• [Your instructions]: Extract every line from the records below and reproduce each one without alteration.

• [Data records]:
* * * *

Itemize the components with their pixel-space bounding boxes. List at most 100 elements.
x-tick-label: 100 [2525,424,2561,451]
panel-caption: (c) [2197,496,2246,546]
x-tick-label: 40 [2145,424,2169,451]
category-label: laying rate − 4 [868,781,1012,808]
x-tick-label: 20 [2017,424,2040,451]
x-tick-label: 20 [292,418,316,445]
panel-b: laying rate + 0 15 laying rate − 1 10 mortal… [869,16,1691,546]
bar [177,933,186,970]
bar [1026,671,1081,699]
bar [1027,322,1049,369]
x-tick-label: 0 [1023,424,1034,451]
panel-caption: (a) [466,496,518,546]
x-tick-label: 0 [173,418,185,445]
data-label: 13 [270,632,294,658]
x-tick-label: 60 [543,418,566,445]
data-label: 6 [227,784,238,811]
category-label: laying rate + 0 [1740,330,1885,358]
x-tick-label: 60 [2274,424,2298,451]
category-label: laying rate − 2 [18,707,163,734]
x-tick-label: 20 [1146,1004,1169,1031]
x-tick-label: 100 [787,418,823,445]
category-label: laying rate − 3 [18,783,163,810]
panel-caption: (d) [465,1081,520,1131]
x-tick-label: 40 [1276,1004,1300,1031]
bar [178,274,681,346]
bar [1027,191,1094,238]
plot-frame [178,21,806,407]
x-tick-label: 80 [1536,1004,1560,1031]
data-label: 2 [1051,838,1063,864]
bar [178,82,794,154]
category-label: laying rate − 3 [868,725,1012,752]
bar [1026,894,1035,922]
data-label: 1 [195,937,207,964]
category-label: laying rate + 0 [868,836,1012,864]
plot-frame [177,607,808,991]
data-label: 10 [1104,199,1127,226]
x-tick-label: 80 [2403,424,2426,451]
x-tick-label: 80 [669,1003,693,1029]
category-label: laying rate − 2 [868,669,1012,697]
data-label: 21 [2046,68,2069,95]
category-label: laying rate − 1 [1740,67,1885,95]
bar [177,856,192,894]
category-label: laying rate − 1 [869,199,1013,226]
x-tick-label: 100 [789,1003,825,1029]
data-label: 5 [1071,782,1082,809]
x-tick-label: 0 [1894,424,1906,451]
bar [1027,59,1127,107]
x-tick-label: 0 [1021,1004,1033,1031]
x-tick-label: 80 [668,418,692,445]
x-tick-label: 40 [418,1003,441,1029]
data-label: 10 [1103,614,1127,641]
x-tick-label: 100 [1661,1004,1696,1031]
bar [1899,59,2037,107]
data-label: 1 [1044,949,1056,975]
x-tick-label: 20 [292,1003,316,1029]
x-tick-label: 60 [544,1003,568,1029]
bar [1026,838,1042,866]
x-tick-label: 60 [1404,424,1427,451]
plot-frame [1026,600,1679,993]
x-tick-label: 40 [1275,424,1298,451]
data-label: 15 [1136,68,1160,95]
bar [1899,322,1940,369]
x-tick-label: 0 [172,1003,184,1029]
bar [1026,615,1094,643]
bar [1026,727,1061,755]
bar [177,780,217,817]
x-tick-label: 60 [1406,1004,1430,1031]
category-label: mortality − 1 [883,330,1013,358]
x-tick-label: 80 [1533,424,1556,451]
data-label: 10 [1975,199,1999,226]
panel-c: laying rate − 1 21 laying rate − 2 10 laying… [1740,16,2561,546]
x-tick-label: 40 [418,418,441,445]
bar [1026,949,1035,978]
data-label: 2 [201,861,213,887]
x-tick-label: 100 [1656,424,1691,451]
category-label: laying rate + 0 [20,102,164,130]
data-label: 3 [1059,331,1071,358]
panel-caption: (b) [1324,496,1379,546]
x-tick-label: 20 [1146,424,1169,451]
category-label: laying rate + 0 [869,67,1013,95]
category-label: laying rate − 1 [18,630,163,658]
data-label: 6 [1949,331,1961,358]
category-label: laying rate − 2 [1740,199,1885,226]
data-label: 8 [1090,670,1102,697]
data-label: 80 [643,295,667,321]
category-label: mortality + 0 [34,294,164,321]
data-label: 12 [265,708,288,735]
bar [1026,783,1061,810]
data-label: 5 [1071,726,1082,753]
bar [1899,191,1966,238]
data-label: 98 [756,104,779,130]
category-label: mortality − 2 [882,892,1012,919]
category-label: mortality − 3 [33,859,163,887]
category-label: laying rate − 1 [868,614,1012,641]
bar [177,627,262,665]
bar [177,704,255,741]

* * * *

• [Correct answer]:
Itemize the components with their pixel-space bounding boxes. List at most 100 elements.
x-tick-label: 100 [2525,424,2561,451]
panel-caption: (c) [2197,496,2246,546]
x-tick-label: 40 [2145,424,2169,451]
category-label: laying rate − 4 [868,781,1012,808]
x-tick-label: 20 [2017,424,2040,451]
x-tick-label: 20 [292,418,316,445]
panel-b: laying rate + 0 15 laying rate − 1 10 mortal… [869,16,1691,546]
bar [177,933,186,970]
bar [1026,671,1081,699]
bar [1027,322,1049,369]
x-tick-label: 0 [1023,424,1034,451]
panel-caption: (a) [466,496,518,546]
x-tick-label: 0 [173,418,185,445]
data-label: 13 [270,632,294,658]
x-tick-label: 60 [543,418,566,445]
data-label: 6 [227,784,238,811]
category-label: laying rate + 0 [1740,330,1885,358]
x-tick-label: 60 [2274,424,2298,451]
category-label: laying rate − 2 [18,707,163,734]
x-tick-label: 20 [1146,1004,1169,1031]
x-tick-label: 100 [787,418,823,445]
category-label: laying rate − 3 [18,783,163,810]
panel-caption: (d) [465,1081,520,1131]
x-tick-label: 40 [1276,1004,1300,1031]
bar [178,274,681,346]
bar [1027,191,1094,238]
plot-frame [178,21,806,407]
x-tick-label: 80 [1536,1004,1560,1031]
data-label: 2 [1051,838,1063,864]
bar [178,82,794,154]
category-label: laying rate − 3 [868,725,1012,752]
bar [1026,894,1035,922]
data-label: 1 [195,937,207,964]
category-label: laying rate + 0 [868,836,1012,864]
plot-frame [177,607,808,991]
data-label: 10 [1104,199,1127,226]
x-tick-label: 80 [2403,424,2426,451]
x-tick-label: 80 [669,1003,693,1029]
category-label: laying rate − 2 [868,669,1012,697]
data-label: 21 [2046,68,2069,95]
category-label: laying rate − 1 [1740,67,1885,95]
bar [177,856,192,894]
category-label: laying rate − 1 [869,199,1013,226]
x-tick-label: 100 [789,1003,825,1029]
data-label: 5 [1071,782,1082,809]
x-tick-label: 0 [1894,424,1906,451]
bar [1027,59,1127,107]
x-tick-label: 0 [1021,1004,1033,1031]
x-tick-label: 80 [668,418,692,445]
x-tick-label: 40 [418,1003,441,1029]
data-label: 10 [1103,614,1127,641]
x-tick-label: 100 [1661,1004,1696,1031]
bar [1899,59,2037,107]
data-label: 1 [1044,949,1056,975]
x-tick-label: 20 [292,1003,316,1029]
x-tick-label: 60 [544,1003,568,1029]
bar [1026,838,1042,866]
x-tick-label: 60 [1404,424,1427,451]
plot-frame [1026,600,1679,993]
x-tick-label: 40 [1275,424,1298,451]
data-label: 15 [1136,68,1160,95]
bar [1899,322,1940,369]
x-tick-label: 0 [172,1003,184,1029]
bar [1026,615,1094,643]
bar [1026,727,1061,755]
bar [177,780,217,817]
x-tick-label: 60 [1406,1004,1430,1031]
category-label: mortality − 1 [883,330,1013,358]
x-tick-label: 80 [1533,424,1556,451]
data-label: 10 [1975,199,1999,226]
panel-c: laying rate − 1 21 laying rate − 2 10 laying… [1740,16,2561,546]
x-tick-label: 40 [418,418,441,445]
bar [1026,949,1035,978]
data-label: 2 [201,861,213,887]
x-tick-label: 100 [1656,424,1691,451]
category-label: laying rate + 0 [20,102,164,130]
data-label: 3 [1059,331,1071,358]
panel-caption: (b) [1324,496,1379,546]
x-tick-label: 20 [1146,424,1169,451]
category-label: laying rate + 0 [869,67,1013,95]
category-label: laying rate − 1 [18,630,163,658]
data-label: 6 [1949,331,1961,358]
category-label: laying rate − 2 [1740,199,1885,226]
data-label: 8 [1090,670,1102,697]
data-label: 80 [643,295,667,321]
category-label: mortality + 0 [34,294,164,321]
data-label: 12 [265,708,288,735]
bar [1026,783,1061,810]
data-label: 5 [1071,726,1082,753]
bar [1899,191,1966,238]
data-label: 98 [756,104,779,130]
category-label: mortality − 2 [882,892,1012,919]
category-label: mortality − 3 [33,859,163,887]
category-label: laying rate − 1 [868,614,1012,641]
bar [177,627,262,665]
bar [177,704,255,741]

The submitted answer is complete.